§ **Exercise**
What follows is a block of records; reproduce all of it verbatim.

Entries with figure data

-=-=-

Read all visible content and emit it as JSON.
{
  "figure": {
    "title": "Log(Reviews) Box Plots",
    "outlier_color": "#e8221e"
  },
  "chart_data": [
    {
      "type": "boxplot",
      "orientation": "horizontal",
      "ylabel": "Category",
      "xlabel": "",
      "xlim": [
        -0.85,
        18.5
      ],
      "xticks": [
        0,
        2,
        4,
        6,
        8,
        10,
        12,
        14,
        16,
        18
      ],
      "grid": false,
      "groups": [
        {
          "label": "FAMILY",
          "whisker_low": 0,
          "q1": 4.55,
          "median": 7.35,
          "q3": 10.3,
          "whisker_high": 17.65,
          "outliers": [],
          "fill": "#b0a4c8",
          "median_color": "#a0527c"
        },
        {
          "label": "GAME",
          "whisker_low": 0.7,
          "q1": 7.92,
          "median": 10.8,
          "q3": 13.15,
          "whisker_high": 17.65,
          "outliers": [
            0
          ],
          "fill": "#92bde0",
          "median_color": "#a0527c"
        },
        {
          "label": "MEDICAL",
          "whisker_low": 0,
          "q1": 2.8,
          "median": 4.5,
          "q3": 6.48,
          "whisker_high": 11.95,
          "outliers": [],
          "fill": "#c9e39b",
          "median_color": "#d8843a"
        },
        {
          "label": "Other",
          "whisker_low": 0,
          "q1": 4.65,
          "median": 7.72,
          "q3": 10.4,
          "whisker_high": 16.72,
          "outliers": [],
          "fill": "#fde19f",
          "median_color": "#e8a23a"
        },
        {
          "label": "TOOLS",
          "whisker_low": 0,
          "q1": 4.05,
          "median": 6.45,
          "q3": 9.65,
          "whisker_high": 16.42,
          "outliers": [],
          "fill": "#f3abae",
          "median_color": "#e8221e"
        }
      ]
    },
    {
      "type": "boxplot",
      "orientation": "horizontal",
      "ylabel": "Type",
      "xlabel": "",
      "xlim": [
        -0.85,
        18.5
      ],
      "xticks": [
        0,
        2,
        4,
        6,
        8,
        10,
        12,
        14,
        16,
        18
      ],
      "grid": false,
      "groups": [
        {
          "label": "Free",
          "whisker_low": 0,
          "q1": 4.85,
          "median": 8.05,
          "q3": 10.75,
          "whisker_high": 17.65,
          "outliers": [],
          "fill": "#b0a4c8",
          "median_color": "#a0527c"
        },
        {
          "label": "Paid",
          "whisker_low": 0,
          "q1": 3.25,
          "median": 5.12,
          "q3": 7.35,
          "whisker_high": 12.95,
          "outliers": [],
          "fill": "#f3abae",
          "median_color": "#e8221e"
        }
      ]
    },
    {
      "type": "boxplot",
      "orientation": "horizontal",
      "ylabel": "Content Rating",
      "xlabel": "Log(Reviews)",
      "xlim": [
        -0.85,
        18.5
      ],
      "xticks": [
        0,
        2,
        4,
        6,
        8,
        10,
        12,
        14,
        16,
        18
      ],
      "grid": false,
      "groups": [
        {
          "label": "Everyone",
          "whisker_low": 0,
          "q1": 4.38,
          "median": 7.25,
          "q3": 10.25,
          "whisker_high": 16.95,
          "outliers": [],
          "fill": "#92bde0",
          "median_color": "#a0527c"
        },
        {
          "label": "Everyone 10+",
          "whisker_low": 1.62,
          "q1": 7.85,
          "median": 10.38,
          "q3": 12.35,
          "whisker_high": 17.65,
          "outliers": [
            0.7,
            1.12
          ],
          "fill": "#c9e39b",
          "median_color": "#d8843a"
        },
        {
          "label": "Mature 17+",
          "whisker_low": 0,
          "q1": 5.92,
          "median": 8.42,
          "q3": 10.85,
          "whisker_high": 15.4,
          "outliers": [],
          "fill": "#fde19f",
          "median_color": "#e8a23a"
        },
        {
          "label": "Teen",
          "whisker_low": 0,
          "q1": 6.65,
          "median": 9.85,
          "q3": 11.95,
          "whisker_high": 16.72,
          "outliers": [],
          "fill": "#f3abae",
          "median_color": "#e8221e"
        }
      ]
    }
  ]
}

-=-=-

§ **Response to the task**
Read all visible content and emit it as JSON.
{
  "figure": {
    "title": "Log(Reviews) Box Plots",
    "outlier_color": "#e8221e"
  },
  "chart_data": [
    {
      "type": "boxplot",
      "orientation": "horizontal",
      "ylabel": "Category",
      "xlabel": "",
      "xlim": [
        -0.85,
        18.5
      ],
      "xticks": [
        0,
        2,
        4,
        6,
        8,
        10,
        12,
        14,
        16,
        18
      ],
      "grid": false,
      "groups": [
        {
          "label": "FAMILY",
          "whisker_low": 0,
          "q1": 4.55,
          "median": 7.35,
          "q3": 10.3,
          "whisker_high": 17.65,
          "outliers": [],
          "fill": "#b0a4c8",
          "median_color": "#a0527c"
        },
        {
          "label": "GAME",
          "whisker_low": 0.7,
          "q1": 7.92,
          "median": 10.8,
          "q3": 13.15,
          "whisker_high": 17.65,
          "outliers": [
            0
          ],
          "fill": "#92bde0",
          "median_color": "#a0527c"
        },
        {
          "label": "MEDICAL",
          "whisker_low": 0,
          "q1": 2.8,
          "median": 4.5,
          "q3": 6.48,
          "whisker_high": 11.95,
          "outliers": [],
          "fill": "#c9e39b",
          "median_color": "#d8843a"
        },
        {
          "label": "Other",
          "whisker_low": 0,
          "q1": 4.65,
          "median": 7.72,
          "q3": 10.4,
          "whisker_high": 16.72,
          "outliers": [],
          "fill": "#fde19f",
          "median_color": "#e8a23a"
        },
        {
          "label": "TOOLS",
          "whisker_low": 0,
          "q1": 4.05,
          "median": 6.45,
          "q3": 9.65,
          "whisker_high": 16.42,
          "outliers": [],
          "fill": "#f3abae",
          "median_color": "#e8221e"
        }
      ]
    },
    {
      "type": "boxplot",
      "orientation": "horizontal",
      "ylabel": "Type",
      "xlabel": "",
      "xlim": [
        -0.85,
        18.5
      ],
      "xticks": [
        0,
        2,
        4,
        6,
        8,
        10,
        12,
        14,
        16,
        18
      ],
      "grid": false,
      "groups": [
        {
          "label": "Free",
          "whisker_low": 0,
          "q1": 4.85,
          "median": 8.05,
          "q3": 10.75,
          "whisker_high": 17.65,
          "outliers": [],
          "fill": "#b0a4c8",
          "median_color": "#a0527c"
        },
        {
          "label": "Paid",
          "whisker_low": 0,
          "q1": 3.25,
          "median": 5.12,
          "q3": 7.35,
          "whisker_high": 12.95,
          "outliers": [],
          "fill": "#f3abae",
          "median_color": "#e8221e"
        }
      ]
    },
    {
      "type": "boxplot",
      "orientation": "horizontal",
      "ylabel": "Content Rating",
      "xlabel": "Log(Reviews)",
      "xlim": [
        -0.85,
        18.5
      ],
      "xticks": [
        0,
        2,
        4,
        6,
        8,
        10,
        12,
        14,
        16,
        18
      ],
      "grid": false,
      "groups": [
        {
          "label": "Everyone",
          "whisker_low": 0,
          "q1": 4.38,
          "median": 7.25,
          "q3": 10.25,
          "whisker_high": 16.95,
          "outliers": [],
          "fill": "#92bde0",
          "median_color": "#a0527c"
        },
        {
          "label": "Everyone 10+",
          "whisker_low": 1.62,
          "q1": 7.85,
          "median": 10.38,
          "q3": 12.35,
          "whisker_high": 17.65,
          "outliers": [
            0.7,
            1.12
          ],
          "fill": "#c9e39b",
          "median_color": "#d8843a"
        },
        {
          "label": "Mature 17+",
          "whisker_low": 0,
          "q1": 5.92,
          "median": 8.42,
          "q3": 10.85,
          "whisker_high": 15.4,
          "outliers": [],
          "fill": "#fde19f",
          "median_color": "#e8a23a"
        },
        {
          "label": "Teen",
          "whisker_low": 0,
          "q1": 6.65,
          "median": 9.85,
          "q3": 11.95,
          "whisker_high": 16.72,
          "outliers": [],
          "fill": "#f3abae",
          "median_color": "#e8221e"
        }
      ]
    }
  ]
}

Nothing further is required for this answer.